Information provided -

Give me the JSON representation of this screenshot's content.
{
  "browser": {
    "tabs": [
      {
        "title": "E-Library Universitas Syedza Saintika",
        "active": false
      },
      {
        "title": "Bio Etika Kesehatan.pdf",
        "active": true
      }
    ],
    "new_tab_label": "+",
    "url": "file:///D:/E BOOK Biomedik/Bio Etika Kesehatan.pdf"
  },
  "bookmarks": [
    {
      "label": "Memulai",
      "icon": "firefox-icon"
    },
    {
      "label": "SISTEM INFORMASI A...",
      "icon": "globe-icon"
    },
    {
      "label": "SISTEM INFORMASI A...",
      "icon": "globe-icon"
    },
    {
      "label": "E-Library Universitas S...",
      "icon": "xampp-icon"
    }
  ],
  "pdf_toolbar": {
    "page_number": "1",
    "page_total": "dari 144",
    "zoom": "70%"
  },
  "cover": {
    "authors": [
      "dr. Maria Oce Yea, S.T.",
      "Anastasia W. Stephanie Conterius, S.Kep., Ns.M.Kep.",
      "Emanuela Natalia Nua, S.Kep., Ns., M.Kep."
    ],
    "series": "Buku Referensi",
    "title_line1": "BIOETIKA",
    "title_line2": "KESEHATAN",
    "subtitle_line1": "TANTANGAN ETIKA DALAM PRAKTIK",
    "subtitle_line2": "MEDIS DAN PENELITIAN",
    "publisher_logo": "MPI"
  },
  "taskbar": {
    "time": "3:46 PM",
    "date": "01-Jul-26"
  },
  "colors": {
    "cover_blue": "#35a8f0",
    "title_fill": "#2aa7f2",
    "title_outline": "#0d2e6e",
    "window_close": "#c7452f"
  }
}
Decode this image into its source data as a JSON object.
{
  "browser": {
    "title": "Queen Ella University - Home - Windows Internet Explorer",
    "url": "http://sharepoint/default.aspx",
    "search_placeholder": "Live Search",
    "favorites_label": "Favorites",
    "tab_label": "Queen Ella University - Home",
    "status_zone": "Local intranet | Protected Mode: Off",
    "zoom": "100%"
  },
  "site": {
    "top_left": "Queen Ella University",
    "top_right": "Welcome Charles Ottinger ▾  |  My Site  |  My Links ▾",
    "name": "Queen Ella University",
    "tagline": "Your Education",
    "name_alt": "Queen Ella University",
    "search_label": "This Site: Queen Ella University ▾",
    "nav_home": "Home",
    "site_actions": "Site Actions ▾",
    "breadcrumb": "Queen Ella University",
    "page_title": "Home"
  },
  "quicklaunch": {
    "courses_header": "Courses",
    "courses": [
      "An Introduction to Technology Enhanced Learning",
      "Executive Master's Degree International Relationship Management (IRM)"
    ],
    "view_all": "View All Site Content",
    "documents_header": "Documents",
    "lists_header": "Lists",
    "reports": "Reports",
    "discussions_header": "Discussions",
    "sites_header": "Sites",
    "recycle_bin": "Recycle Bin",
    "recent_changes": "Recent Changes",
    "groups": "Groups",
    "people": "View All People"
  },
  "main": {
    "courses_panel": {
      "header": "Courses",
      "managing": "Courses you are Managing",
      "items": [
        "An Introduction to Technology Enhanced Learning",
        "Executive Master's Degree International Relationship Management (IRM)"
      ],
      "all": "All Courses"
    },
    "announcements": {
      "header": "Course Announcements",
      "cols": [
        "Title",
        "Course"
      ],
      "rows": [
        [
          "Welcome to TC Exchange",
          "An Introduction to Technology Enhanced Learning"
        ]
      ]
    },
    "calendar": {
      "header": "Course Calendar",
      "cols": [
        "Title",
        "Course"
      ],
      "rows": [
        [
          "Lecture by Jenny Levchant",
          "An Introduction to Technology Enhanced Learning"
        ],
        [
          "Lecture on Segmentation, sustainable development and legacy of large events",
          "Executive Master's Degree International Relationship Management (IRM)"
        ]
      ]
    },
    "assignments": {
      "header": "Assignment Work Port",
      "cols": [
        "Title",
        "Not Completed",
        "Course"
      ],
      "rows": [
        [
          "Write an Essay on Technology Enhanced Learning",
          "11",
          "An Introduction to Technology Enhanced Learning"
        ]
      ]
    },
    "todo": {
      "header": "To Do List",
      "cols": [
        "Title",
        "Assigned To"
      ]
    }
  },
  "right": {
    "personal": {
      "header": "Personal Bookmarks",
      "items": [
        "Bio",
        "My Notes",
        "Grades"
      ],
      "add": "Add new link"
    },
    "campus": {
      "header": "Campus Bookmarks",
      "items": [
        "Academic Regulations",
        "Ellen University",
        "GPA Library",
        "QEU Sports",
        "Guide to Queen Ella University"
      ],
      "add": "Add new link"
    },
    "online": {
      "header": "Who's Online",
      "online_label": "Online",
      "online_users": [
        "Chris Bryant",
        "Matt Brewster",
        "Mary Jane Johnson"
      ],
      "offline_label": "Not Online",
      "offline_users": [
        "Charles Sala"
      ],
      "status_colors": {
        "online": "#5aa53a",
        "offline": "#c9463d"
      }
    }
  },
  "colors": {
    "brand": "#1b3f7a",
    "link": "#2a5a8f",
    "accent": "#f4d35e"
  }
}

What is being asked -
Make an exact copy of every line in the data.

Solution for this exercise -
Give me the JSON representation of this screenshot's content.
{
  "browser": {
    "tabs": [
      {
        "title": "E-Library Universitas Syedza Saintika",
        "active": false
      },
      {
        "title": "Bio Etika Kesehatan.pdf",
        "active": true
      }
    ],
    "new_tab_label": "+",
    "url": "file:///D:/E BOOK Biomedik/Bio Etika Kesehatan.pdf"
  },
  "bookmarks": [
    {
      "label": "Memulai",
      "icon": "firefox-icon"
    },
    {
      "label": "SISTEM INFORMASI A...",
      "icon": "globe-icon"
    },
    {
      "label": "SISTEM INFORMASI A...",
      "icon": "globe-icon"
    },
    {
      "label": "E-Library Universitas S...",
      "icon": "xampp-icon"
    }
  ],
  "pdf_toolbar": {
    "page_number": "1",
    "page_total": "dari 144",
    "zoom": "70%"
  },
  "cover": {
    "authors": [
      "dr. Maria Oce Yea, S.T.",
      "Anastasia W. Stephanie Conterius, S.Kep., Ns.M.Kep.",
      "Emanuela Natalia Nua, S.Kep., Ns., M.Kep."
    ],
    "series": "Buku Referensi",
    "title_line1": "BIOETIKA",
    "title_line2": "KESEHATAN",
    "subtitle_line1": "TANTANGAN ETIKA DALAM PRAKTIK",
    "subtitle_line2": "MEDIS DAN PENELITIAN",
    "publisher_logo": "MPI"
  },
  "taskbar": {
    "time": "3:46 PM",
    "date": "01-Jul-26"
  },
  "colors": {
    "cover_blue": "#35a8f0",
    "title_fill": "#2aa7f2",
    "title_outline": "#0d2e6e",
    "window_close": "#c7452f"
  }
}
Decode this image into its source data as a JSON object.
{
  "browser": {
    "title": "Queen Ella University - Home - Windows Internet Explorer",
    "url": "http://sharepoint/default.aspx",
    "search_placeholder": "Live Search",
    "favorites_label": "Favorites",
    "tab_label": "Queen Ella University - Home",
    "status_zone": "Local intranet | Protected Mode: Off",
    "zoom": "100%"
  },
  "site": {
    "top_left": "Queen Ella University",
    "top_right": "Welcome Charles Ottinger ▾  |  My Site  |  My Links ▾",
    "name": "Queen Ella University",
    "tagline": "Your Education",
    "name_alt": "Queen Ella University",
    "search_label": "This Site: Queen Ella University ▾",
    "nav_home": "Home",
    "site_actions": "Site Actions ▾",
    "breadcrumb": "Queen Ella University",
    "page_title": "Home"
  },
  "quicklaunch": {
    "courses_header": "Courses",
    "courses": [
      "An Introduction to Technology Enhanced Learning",
      "Executive Master's Degree International Relationship Management (IRM)"
    ],
    "view_all": "View All Site Content",
    "documents_header": "Documents",
    "lists_header": "Lists",
    "reports": "Reports",
    "discussions_header": "Discussions",
    "sites_header": "Sites",
    "recycle_bin": "Recycle Bin",
    "recent_changes": "Recent Changes",
    "groups": "Groups",
    "people": "View All People"
  },
  "main": {
    "courses_panel": {
      "header": "Courses",
      "managing": "Courses you are Managing",
      "items": [
        "An Introduction to Technology Enhanced Learning",
        "Executive Master's Degree International Relationship Management (IRM)"
      ],
      "all": "All Courses"
    },
    "announcements": {
      "header": "Course Announcements",
      "cols": [
        "Title",
        "Course"
      ],
      "rows": [
        [
          "Welcome to TC Exchange",
          "An Introduction to Technology Enhanced Learning"
        ]
      ]
    },
    "calendar": {
      "header": "Course Calendar",
      "cols": [
        "Title",
        "Course"
      ],
      "rows": [
        [
          "Lecture by Jenny Levchant",
          "An Introduction to Technology Enhanced Learning"
        ],
        [
          "Lecture on Segmentation, sustainable development and legacy of large events",
          "Executive Master's Degree International Relationship Management (IRM)"
        ]
      ]
    },
    "assignments": {
      "header": "Assignment Work Port",
      "cols": [
        "Title",
        "Not Completed",
        "Course"
      ],
      "rows": [
        [
          "Write an Essay on Technology Enhanced Learning",
          "11",
          "An Introduction to Technology Enhanced Learning"
        ]
      ]
    },
    "todo": {
      "header": "To Do List",
      "cols": [
        "Title",
        "Assigned To"
      ]
    }
  },
  "right": {
    "personal": {
      "header": "Personal Bookmarks",
      "items": [
        "Bio",
        "My Notes",
        "Grades"
      ],
      "add": "Add new link"
    },
    "campus": {
      "header": "Campus Bookmarks",
      "items": [
        "Academic Regulations",
        "Ellen University",
        "GPA Library",
        "QEU Sports",
        "Guide to Queen Ella University"
      ],
      "add": "Add new link"
    },
    "online": {
      "header": "Who's Online",
      "online_label": "Online",
      "online_users": [
        "Chris Bryant",
        "Matt Brewster",
        "Mary Jane Johnson"
      ],
      "offline_label": "Not Online",
      "offline_users": [
        "Charles Sala"
      ],
      "status_colors": {
        "online": "#5aa53a",
        "offline": "#c9463d"
      }
    }
  },
  "colors": {
    "brand": "#1b3f7a",
    "link": "#2a5a8f",
    "accent": "#f4d35e"
  }
}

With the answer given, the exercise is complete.